Problem details: Find the lines with the string "title" and return them.

** START OF Data shown **

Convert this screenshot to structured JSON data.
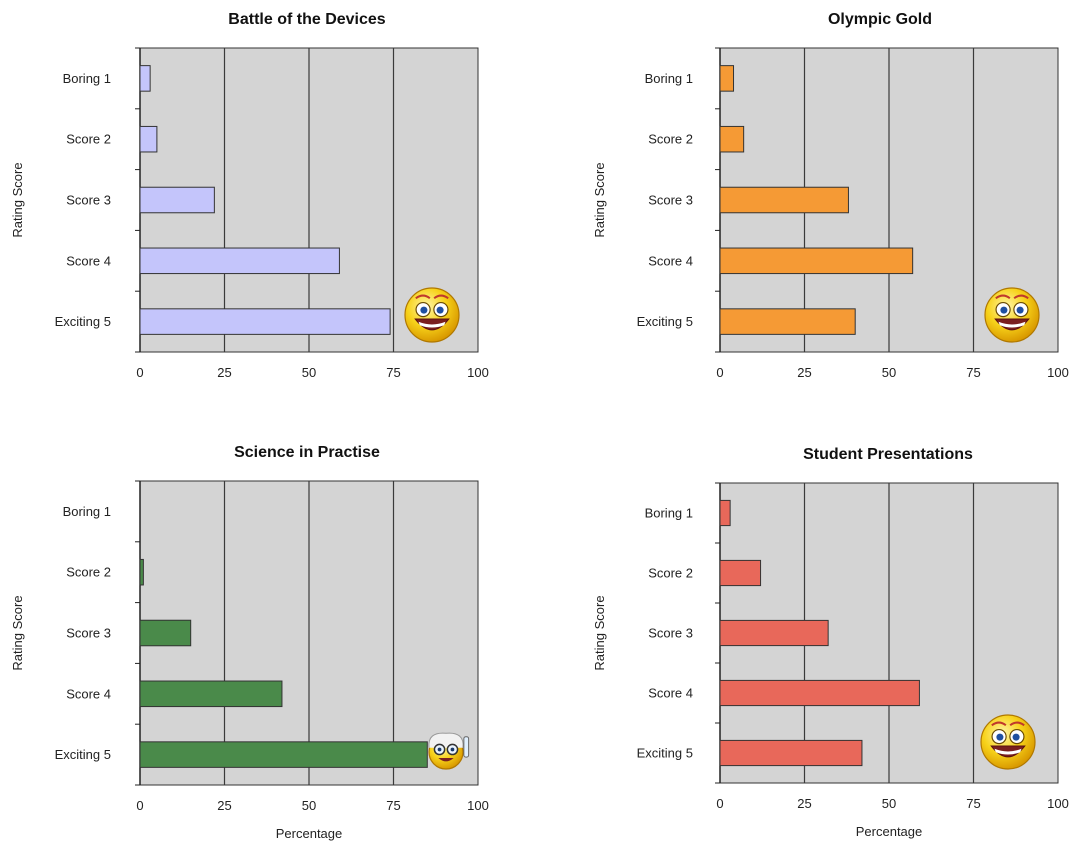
{
  "chart_data": [
    {
      "type": "bar",
      "orientation": "horizontal",
      "title": "Battle of the Devices",
      "ylabel": "Rating Score",
      "xlabel": "",
      "categories": [
        "Boring 1",
        "Score 2",
        "Score 3",
        "Score 4",
        "Exciting 5"
      ],
      "values": [
        3,
        5,
        22,
        59,
        74
      ],
      "xlim": [
        0,
        100
      ],
      "xticks": [
        "0",
        "25",
        "50",
        "75",
        "100"
      ],
      "grid": true,
      "bar_color": "#c4c5fb",
      "plot_bg": "#d4d4d4",
      "icon": "smiley-face-icon"
    },
    {
      "type": "bar",
      "orientation": "horizontal",
      "title": "Olympic Gold",
      "ylabel": "Rating Score",
      "xlabel": "",
      "categories": [
        "Boring 1",
        "Score 2",
        "Score 3",
        "Score 4",
        "Exciting 5"
      ],
      "values": [
        4,
        7,
        38,
        57,
        40
      ],
      "xlim": [
        0,
        100
      ],
      "xticks": [
        "0",
        "25",
        "50",
        "75",
        "100"
      ],
      "grid": true,
      "bar_color": "#f59a35",
      "plot_bg": "#d4d4d4",
      "icon": "smiley-face-icon"
    },
    {
      "type": "bar",
      "orientation": "horizontal",
      "title": "Science in Practise",
      "ylabel": "Rating Score",
      "xlabel": "Percentage",
      "categories": [
        "Boring 1",
        "Score 2",
        "Score 3",
        "Score 4",
        "Exciting 5"
      ],
      "values": [
        0,
        1,
        15,
        42,
        85
      ],
      "xlim": [
        0,
        100
      ],
      "xticks": [
        "0",
        "25",
        "50",
        "75",
        "100"
      ],
      "grid": true,
      "bar_color": "#4a8a4a",
      "plot_bg": "#d4d4d4",
      "icon": "scientist-smiley-icon"
    },
    {
      "type": "bar",
      "orientation": "horizontal",
      "title": "Student Presentations",
      "ylabel": "Rating Score",
      "xlabel": "Percentage",
      "categories": [
        "Boring 1",
        "Score 2",
        "Score 3",
        "Score 4",
        "Exciting 5"
      ],
      "values": [
        3,
        12,
        32,
        59,
        42
      ],
      "xlim": [
        0,
        100
      ],
      "xticks": [
        "0",
        "25",
        "50",
        "75",
        "100"
      ],
      "grid": true,
      "bar_color": "#e8685a",
      "plot_bg": "#d4d4d4",
      "icon": "smiley-face-icon"
    }
  ]
}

** END OF Data shown **

Task response:
      "title": "Battle of the Devices",
      "title": "Olympic Gold",
      "title": "Science in Practise",
      "title": "Student Presentations",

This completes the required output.